§ **Short problem 1**: In the dance blog post, which song made the writer want to dance big and expansive?
§ **Short problem 2**: List every person named in the dance blog post.
§ **Short problem 3**: Extend the dance blog post past its final sentence.

§ **Reading text**:

And yet, in that instance, I was paralyzed.  Yes, during my practice session, I did a little of this and a little of that, but I stopped myself from really feeling anything, really dancing full-out.  For instance, I was touched by this one song, “Live Like You Were Dying” by Tim McGraw and wanted (inside) to dance really big and expansive.  But did I?  No.  It kinda makes me want to cry, this editing, this blocking.  Why do I do this to myself?  Actually, who even cares?  I do it now and it doesn’t serve me.

It’s time to change.

And I mean that on a lot of different levels.

And life is going to change…tomorrow.  I’m moving houses which will mean a new environment and a fresh opportunity to claim and organize my new living space.  Also, lots is going on “behind the scenes” for me emotionally, though dancing and other means.  I’m having a lot of time to reflect, for introspection, especially during my long commute to work, and I’ve come to a few decisions about who I want to become in the coming days, weeks, months, and years, physically and mentally.

Remember that whole thing about being a broken record?  Well, I’ve become one to myself.  I’m sick of hearing myself say the same stupid things to myself about myself all the time.  So it’s time to take action.  A wise friend once told me, “If you want to change, you have to change.”  Well, I want some changes, so I guess I must make the changes necessary to create them.

It’s way past time for me to stop the insanity, be who I am meant to be, and just let that be enough.  It’s time to let my emotions shine though my dancing and to get out of my own way.  It’s time for me to claim my space on the dance floor and to stop worrying about what everyone else is thinking.  It’s time to really commit to creating the body I deserve and desire through choices that serve me each and every day.  It’s time to stop squandering my days as if they are not numbered.  It’s time to live a life I love, love the life I live, and love myself.  It’s time to create myself anew.

And, you know what?

It’s time to melt the damn ice!

I Like You For One Second

So I decided to fit one last lesson in before Ivan and Marietta headed off to Emerald Ball Wednesday afternoon.

Tangent here….congratulations to Rose and Michelle who made it to the finals in the Latin Open A Division at Emerald Ball on Thursday.  Rose got 2nd place!  Seriously, they are amazing.

Okay, back to my story.  It was a good choice to take that lesson.  Because for me it was one of the best, most enjoyable lessons I’ve had.  Most of them are pretty great, I’ll admit, but for the first time today, I think I really experienced and generated what people talk about when they say how important it is to dance with your energy.

First things first: Alaina, Ivan was thrilled when I told him that he was right about calling jellyfish medusa.  He said, “See, I so smart!”  So thanks Miss science major.  You brightened Ivan’s day.

Secondly, we began with a little Mambo to kind of warm up.  At first Ivan was being arm-y (this is an official dance term – Not! – but what it means is that the movement and leads felt like they were generated from the arms rather than the body) and forceful.  As hard as he pushes, I, as a follower, have to match that and resist. It is exhausting when he’s pushing hard.  And, I discovered something else about that as well, which I’ll get to later.  So anyways, I was really noticing the force and pushing so I actually stopped Ivan and told him to relax.  He was just being his “puppy dog” excited self, but it was making things more difficult.

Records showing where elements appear
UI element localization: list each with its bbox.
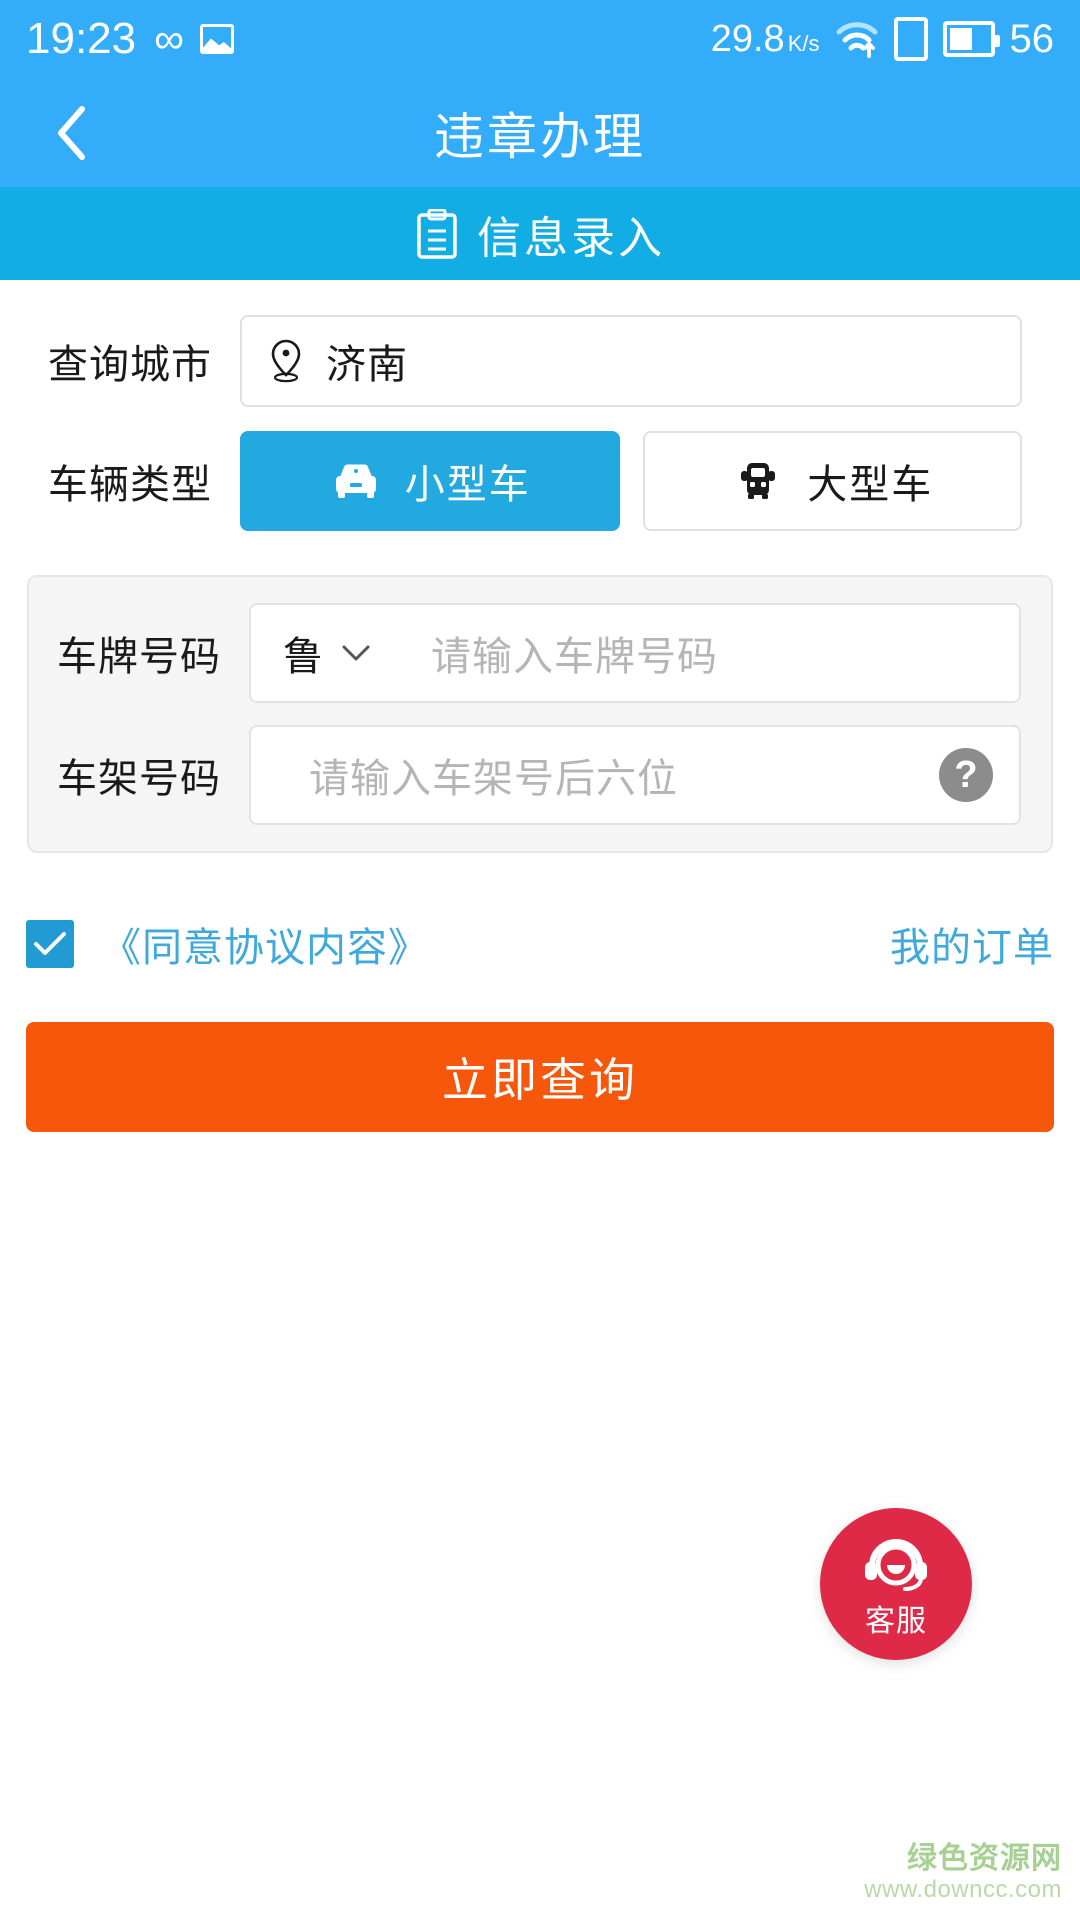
network-speed-unit: K/s: [787, 31, 820, 56]
back-chevron-icon: [54, 104, 88, 162]
status-bar-left: 19:23 ∞: [26, 14, 235, 63]
query-now-button[interactable]: 立即查询: [26, 1022, 1054, 1132]
city-select-input[interactable]: 济南: [240, 315, 1022, 407]
my-orders-link[interactable]: 我的订单: [890, 915, 1054, 973]
question-mark-icon[interactable]: ?: [939, 748, 993, 802]
form-area: 查询城市 济南 车辆类型 小型车 大型车 车牌号码 鲁 请输入车牌号码 车架号码…: [0, 315, 1080, 1132]
vehicle-type-large-label: 大型车: [807, 463, 934, 507]
province-prefix-value: 鲁: [283, 635, 323, 679]
query-city-row: 查询城市 济南: [0, 315, 1080, 407]
vin-number-input-wrap: 请输入车架号后六位 ?: [249, 725, 1021, 825]
location-pin-icon: [268, 338, 304, 384]
query-now-label: 立即查询: [442, 1054, 638, 1106]
back-button[interactable]: [34, 96, 108, 170]
bus-icon: [731, 459, 785, 503]
battery-fill: [949, 28, 972, 50]
plate-number-label: 车牌号码: [57, 635, 221, 679]
section-header-info-entry: 信息录入: [0, 187, 1080, 280]
wifi-icon: [835, 20, 879, 58]
vehicle-type-row: 车辆类型 小型车 大型车: [0, 431, 1080, 531]
infinity-icon: ∞: [154, 15, 184, 62]
status-bar: 19:23 ∞ 29.8 K/s 56: [0, 0, 1080, 78]
vehicle-type-group: 小型车 大型车: [240, 431, 1022, 531]
plate-number-row: 车牌号码 鲁 请输入车牌号码: [29, 603, 1051, 703]
vehicle-type-large-button[interactable]: 大型车: [642, 431, 1022, 531]
sim-card-icon: [893, 17, 928, 61]
battery-icon: [942, 21, 1000, 57]
vehicle-type-label: 车辆类型: [48, 463, 212, 507]
customer-service-button[interactable]: 客服: [820, 1508, 972, 1660]
network-speed-value: 29.8: [710, 18, 785, 60]
section-header-label: 信息录入: [477, 213, 665, 263]
agreement-checkbox[interactable]: [26, 920, 74, 968]
headset-support-icon: [860, 1532, 932, 1598]
customer-service-label: 客服: [865, 1605, 927, 1638]
agreement-link[interactable]: 《同意协议内容》: [101, 915, 429, 973]
car-icon: [329, 459, 383, 503]
plate-number-placeholder[interactable]: 请输入车牌号码: [431, 624, 718, 682]
status-bar-right: 29.8 K/s 56: [711, 17, 1054, 61]
province-prefix-select[interactable]: 鲁: [251, 624, 397, 682]
image-icon: [200, 24, 235, 54]
watermark-site-name: 绿色资源网: [907, 1841, 1062, 1875]
network-speed: 29.8 K/s: [711, 20, 820, 58]
plate-number-input-wrap: 鲁 请输入车牌号码: [249, 603, 1021, 703]
page-title: 违章办理: [434, 108, 646, 165]
vehicle-type-small-button[interactable]: 小型车: [240, 431, 620, 531]
title-bar: 违章办理: [0, 78, 1080, 187]
vin-number-row: 车架号码 请输入车架号后六位 ?: [29, 725, 1051, 825]
watermark-url: www.downcc.com: [864, 1876, 1062, 1904]
plate-info-panel: 车牌号码 鲁 请输入车牌号码 车架号码 请输入车架号后六位 ?: [27, 575, 1053, 853]
clipboard-icon: [415, 208, 459, 259]
battery-percent: 56: [1009, 17, 1055, 61]
vin-number-label: 车架号码: [57, 757, 221, 801]
city-value: 济南: [326, 343, 408, 387]
vin-number-placeholder[interactable]: 请输入车架号后六位: [309, 746, 939, 804]
agreement-row: 《同意协议内容》 我的订单: [0, 915, 1080, 973]
chevron-down-icon: [341, 643, 371, 663]
query-city-label: 查询城市: [48, 343, 212, 387]
status-clock: 19:23: [26, 14, 137, 63]
watermark: 绿色资源网 www.downcc.com: [864, 1842, 1062, 1904]
checkmark-icon: [34, 932, 66, 955]
vehicle-type-small-label: 小型车: [404, 463, 531, 507]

§ **Exercise response 1**: "Live Like You Were Dying" by Tim McGraw.

§ **Exercise response 2**: Tim McGraw, Ivan, Marietta, Rose, Michelle, Alaina

§ **Exercise response 3**:
So he kind of calmed down and we moved on to my favorite, Latin Rumba.  He went on automatic pilot and just grabbed my hand, but me, I love the connection stuff and wasn’t willing to settle.  I pulled my hand away and said, “Now Ivan.  You gotta invite me to dance!”  He immediately perked up and was like, “Yes.”  So we slowed down, centered ourselves, he offered me his arm, and I took a moment to raise my hand above my head and place it in his.

“I like the arm.  But what the hell (he said smilingly while laughing) is going on with the foot?  I like you for one second, but you dancing three seconds.”

Yeah, Ivan.  Thanks for the feedback.   So I corrected that detail and we started again.

But then he wanted me to wait and hold that position as he began the dance, stepping toward me so that our faces were close.  I was to wait for the lead to actually step back and hold my ground until that time, even as he was coming directly toward me.  It was a bit of a challenge.  I was unsure of where to go because normally I vacate space so he can step into it, but in this case I wasn’t supposed to do that.  Ivan explained that the Rumba (in not as eloquent words as I’m going to use here) is like breathing, in and out.  The Rumba is supposed to be a coming in close and the illusion of almost consummating close contact, and then the pushing away, moving outward at just the last moment – a dance of expansion and contraction of the space between the partners.  Well, anyways, that bit needs a bit of work but it is exciting to be thinking of things artistically in this way.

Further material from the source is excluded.